───── PROVIDED MATERIAL

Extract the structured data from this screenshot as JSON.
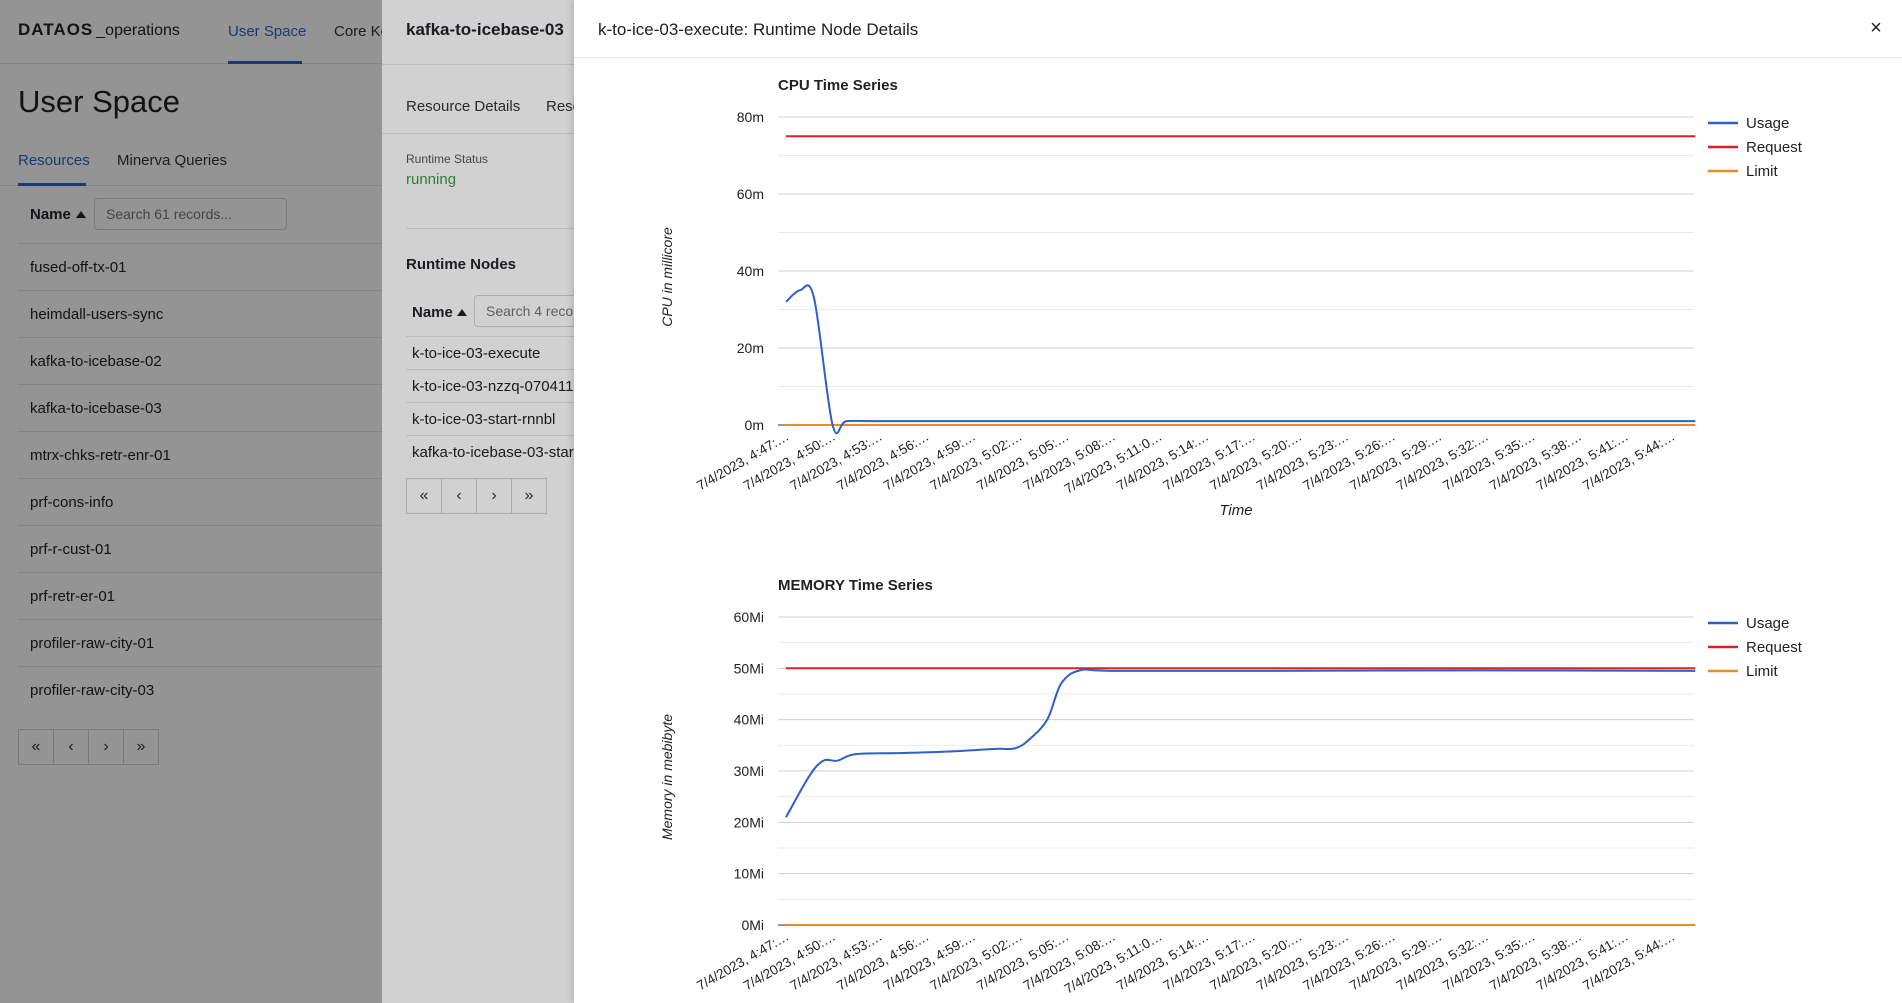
{
  "app": {
    "logo_brand": "DATAOS",
    "logo_suffix": "_operations",
    "nav": [
      {
        "label": "User Space",
        "active": true
      },
      {
        "label": "Core Ke"
      }
    ]
  },
  "user_space": {
    "title": "User Space",
    "tabs": [
      {
        "label": "Resources",
        "active": true
      },
      {
        "label": "Minerva Queries"
      }
    ],
    "table": {
      "name_header": "Name",
      "search_placeholder": "Search 61 records...",
      "rows": [
        "fused-off-tx-01",
        "heimdall-users-sync",
        "kafka-to-icebase-02",
        "kafka-to-icebase-03",
        "mtrx-chks-retr-enr-01",
        "prf-cons-info",
        "prf-r-cust-01",
        "prf-retr-er-01",
        "profiler-raw-city-01",
        "profiler-raw-city-03"
      ]
    },
    "pager": [
      "«",
      "‹",
      "›",
      "»"
    ]
  },
  "resource_panel": {
    "title": "kafka-to-icebase-03",
    "tabs": [
      "Resource Details",
      "Reso"
    ],
    "runtime_status_label": "Runtime Status",
    "runtime_status_value": "running",
    "runtime_nodes_title": "Runtime Nodes",
    "name_header": "Name",
    "search_placeholder": "Search 4 reco",
    "nodes": [
      "k-to-ice-03-execute",
      "k-to-ice-03-nzzq-070411",
      "k-to-ice-03-start-rnnbl",
      "kafka-to-icebase-03-star"
    ],
    "pager": [
      "«",
      "‹",
      "›",
      "»"
    ]
  },
  "details_drawer": {
    "title": "k-to-ice-03-execute: Runtime Node Details",
    "close_label": "×",
    "colors": {
      "usage": "#2f5fc8",
      "request": "#d6202c",
      "limit": "#f08a1c",
      "grid": "#d9d9d9"
    }
  },
  "chart_data": [
    {
      "type": "line",
      "title": "CPU Time Series",
      "xlabel": "Time",
      "ylabel": "CPU in millicore",
      "y_ticks": [
        "0m",
        "20m",
        "40m",
        "60m",
        "80m"
      ],
      "ylim": [
        0,
        80
      ],
      "x_ticks": [
        "7/4/2023, 4:47:…",
        "7/4/2023, 4:50:…",
        "7/4/2023, 4:53:…",
        "7/4/2023, 4:56:…",
        "7/4/2023, 4:59:…",
        "7/4/2023, 5:02:…",
        "7/4/2023, 5:05:…",
        "7/4/2023, 5:08:…",
        "7/4/2023, 5:11:0…",
        "7/4/2023, 5:14:…",
        "7/4/2023, 5:17:…",
        "7/4/2023, 5:20:…",
        "7/4/2023, 5:23:…",
        "7/4/2023, 5:26:…",
        "7/4/2023, 5:29:…",
        "7/4/2023, 5:32:…",
        "7/4/2023, 5:35:…",
        "7/4/2023, 5:38:…",
        "7/4/2023, 5:41:…",
        "7/4/2023, 5:44:…"
      ],
      "legend_position": "right",
      "series": [
        {
          "name": "Usage",
          "color": "#2f5fc8",
          "points": [
            [
              0,
              32
            ],
            [
              0.3,
              35
            ],
            [
              0.6,
              33
            ],
            [
              1.0,
              0
            ],
            [
              1.3,
              1
            ],
            [
              2,
              1
            ],
            [
              5,
              1
            ],
            [
              10,
              1
            ],
            [
              15,
              1
            ],
            [
              19.5,
              1
            ]
          ]
        },
        {
          "name": "Request",
          "color": "#d6202c",
          "points": [
            [
              0,
              75
            ],
            [
              19.5,
              75
            ]
          ]
        },
        {
          "name": "Limit",
          "color": "#f08a1c",
          "points": [
            [
              0,
              0
            ],
            [
              19.5,
              0
            ]
          ]
        }
      ]
    },
    {
      "type": "line",
      "title": "MEMORY Time Series",
      "xlabel": "",
      "ylabel": "Memory in mebibyte",
      "y_ticks": [
        "0Mi",
        "10Mi",
        "20Mi",
        "30Mi",
        "40Mi",
        "50Mi",
        "60Mi"
      ],
      "ylim": [
        0,
        60
      ],
      "x_ticks": [
        "7/4/2023, 4:47:…",
        "7/4/2023, 4:50:…",
        "7/4/2023, 4:53:…",
        "7/4/2023, 4:56:…",
        "7/4/2023, 4:59:…",
        "7/4/2023, 5:02:…",
        "7/4/2023, 5:05:…",
        "7/4/2023, 5:08:…",
        "7/4/2023, 5:11:0…",
        "7/4/2023, 5:14:…",
        "7/4/2023, 5:17:…",
        "7/4/2023, 5:20:…",
        "7/4/2023, 5:23:…",
        "7/4/2023, 5:26:…",
        "7/4/2023, 5:29:…",
        "7/4/2023, 5:32:…",
        "7/4/2023, 5:35:…",
        "7/4/2023, 5:38:…",
        "7/4/2023, 5:41:…",
        "7/4/2023, 5:44:…"
      ],
      "legend_position": "right",
      "series": [
        {
          "name": "Usage",
          "color": "#2f5fc8",
          "points": [
            [
              0,
              21
            ],
            [
              0.5,
              29
            ],
            [
              0.8,
              32
            ],
            [
              1.1,
              32
            ],
            [
              1.5,
              33.3
            ],
            [
              2.5,
              33.5
            ],
            [
              3.5,
              33.8
            ],
            [
              4.5,
              34.3
            ],
            [
              4.9,
              34.4
            ],
            [
              5.2,
              36
            ],
            [
              5.6,
              40
            ],
            [
              5.9,
              47
            ],
            [
              6.3,
              49.6
            ],
            [
              7,
              49.5
            ],
            [
              10,
              49.5
            ],
            [
              15,
              49.6
            ],
            [
              19.5,
              49.5
            ]
          ]
        },
        {
          "name": "Request",
          "color": "#d6202c",
          "points": [
            [
              0,
              50
            ],
            [
              19.5,
              50
            ]
          ]
        },
        {
          "name": "Limit",
          "color": "#f08a1c",
          "points": [
            [
              0,
              0
            ],
            [
              19.5,
              0
            ]
          ]
        }
      ]
    }
  ]
}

──────────

:: TASK DETAILS ::
Each entry must be retyped word for word, with every image omitted.

:: WRITTEN SOLUTION ::
Extract the structured data from this screenshot as JSON.
{
  "app": {
    "logo_brand": "DATAOS",
    "logo_suffix": "_operations",
    "nav": [
      {
        "label": "User Space",
        "active": true
      },
      {
        "label": "Core Ke"
      }
    ]
  },
  "user_space": {
    "title": "User Space",
    "tabs": [
      {
        "label": "Resources",
        "active": true
      },
      {
        "label": "Minerva Queries"
      }
    ],
    "table": {
      "name_header": "Name",
      "search_placeholder": "Search 61 records...",
      "rows": [
        "fused-off-tx-01",
        "heimdall-users-sync",
        "kafka-to-icebase-02",
        "kafka-to-icebase-03",
        "mtrx-chks-retr-enr-01",
        "prf-cons-info",
        "prf-r-cust-01",
        "prf-retr-er-01",
        "profiler-raw-city-01",
        "profiler-raw-city-03"
      ]
    },
    "pager": [
      "«",
      "‹",
      "›",
      "»"
    ]
  },
  "resource_panel": {
    "title": "kafka-to-icebase-03",
    "tabs": [
      "Resource Details",
      "Reso"
    ],
    "runtime_status_label": "Runtime Status",
    "runtime_status_value": "running",
    "runtime_nodes_title": "Runtime Nodes",
    "name_header": "Name",
    "search_placeholder": "Search 4 reco",
    "nodes": [
      "k-to-ice-03-execute",
      "k-to-ice-03-nzzq-070411",
      "k-to-ice-03-start-rnnbl",
      "kafka-to-icebase-03-star"
    ],
    "pager": [
      "«",
      "‹",
      "›",
      "»"
    ]
  },
  "details_drawer": {
    "title": "k-to-ice-03-execute: Runtime Node Details",
    "close_label": "×",
    "colors": {
      "usage": "#2f5fc8",
      "request": "#d6202c",
      "limit": "#f08a1c",
      "grid": "#d9d9d9"
    }
  },
  "chart_data": [
    {
      "type": "line",
      "title": "CPU Time Series",
      "xlabel": "Time",
      "ylabel": "CPU in millicore",
      "y_ticks": [
        "0m",
        "20m",
        "40m",
        "60m",
        "80m"
      ],
      "ylim": [
        0,
        80
      ],
      "x_ticks": [
        "7/4/2023, 4:47:…",
        "7/4/2023, 4:50:…",
        "7/4/2023, 4:53:…",
        "7/4/2023, 4:56:…",
        "7/4/2023, 4:59:…",
        "7/4/2023, 5:02:…",
        "7/4/2023, 5:05:…",
        "7/4/2023, 5:08:…",
        "7/4/2023, 5:11:0…",
        "7/4/2023, 5:14:…",
        "7/4/2023, 5:17:…",
        "7/4/2023, 5:20:…",
        "7/4/2023, 5:23:…",
        "7/4/2023, 5:26:…",
        "7/4/2023, 5:29:…",
        "7/4/2023, 5:32:…",
        "7/4/2023, 5:35:…",
        "7/4/2023, 5:38:…",
        "7/4/2023, 5:41:…",
        "7/4/2023, 5:44:…"
      ],
      "legend_position": "right",
      "series": [
        {
          "name": "Usage",
          "color": "#2f5fc8",
          "points": [
            [
              0,
              32
            ],
            [
              0.3,
              35
            ],
            [
              0.6,
              33
            ],
            [
              1.0,
              0
            ],
            [
              1.3,
              1
            ],
            [
              2,
              1
            ],
            [
              5,
              1
            ],
            [
              10,
              1
            ],
            [
              15,
              1
            ],
            [
              19.5,
              1
            ]
          ]
        },
        {
          "name": "Request",
          "color": "#d6202c",
          "points": [
            [
              0,
              75
            ],
            [
              19.5,
              75
            ]
          ]
        },
        {
          "name": "Limit",
          "color": "#f08a1c",
          "points": [
            [
              0,
              0
            ],
            [
              19.5,
              0
            ]
          ]
        }
      ]
    },
    {
      "type": "line",
      "title": "MEMORY Time Series",
      "xlabel": "",
      "ylabel": "Memory in mebibyte",
      "y_ticks": [
        "0Mi",
        "10Mi",
        "20Mi",
        "30Mi",
        "40Mi",
        "50Mi",
        "60Mi"
      ],
      "ylim": [
        0,
        60
      ],
      "x_ticks": [
        "7/4/2023, 4:47:…",
        "7/4/2023, 4:50:…",
        "7/4/2023, 4:53:…",
        "7/4/2023, 4:56:…",
        "7/4/2023, 4:59:…",
        "7/4/2023, 5:02:…",
        "7/4/2023, 5:05:…",
        "7/4/2023, 5:08:…",
        "7/4/2023, 5:11:0…",
        "7/4/2023, 5:14:…",
        "7/4/2023, 5:17:…",
        "7/4/2023, 5:20:…",
        "7/4/2023, 5:23:…",
        "7/4/2023, 5:26:…",
        "7/4/2023, 5:29:…",
        "7/4/2023, 5:32:…",
        "7/4/2023, 5:35:…",
        "7/4/2023, 5:38:…",
        "7/4/2023, 5:41:…",
        "7/4/2023, 5:44:…"
      ],
      "legend_position": "right",
      "series": [
        {
          "name": "Usage",
          "color": "#2f5fc8",
          "points": [
            [
              0,
              21
            ],
            [
              0.5,
              29
            ],
            [
              0.8,
              32
            ],
            [
              1.1,
              32
            ],
            [
              1.5,
              33.3
            ],
            [
              2.5,
              33.5
            ],
            [
              3.5,
              33.8
            ],
            [
              4.5,
              34.3
            ],
            [
              4.9,
              34.4
            ],
            [
              5.2,
              36
            ],
            [
              5.6,
              40
            ],
            [
              5.9,
              47
            ],
            [
              6.3,
              49.6
            ],
            [
              7,
              49.5
            ],
            [
              10,
              49.5
            ],
            [
              15,
              49.6
            ],
            [
              19.5,
              49.5
            ]
          ]
        },
        {
          "name": "Request",
          "color": "#d6202c",
          "points": [
            [
              0,
              50
            ],
            [
              19.5,
              50
            ]
          ]
        },
        {
          "name": "Limit",
          "color": "#f08a1c",
          "points": [
            [
              0,
              0
            ],
            [
              19.5,
              0
            ]
          ]
        }
      ]
    }
  ]
}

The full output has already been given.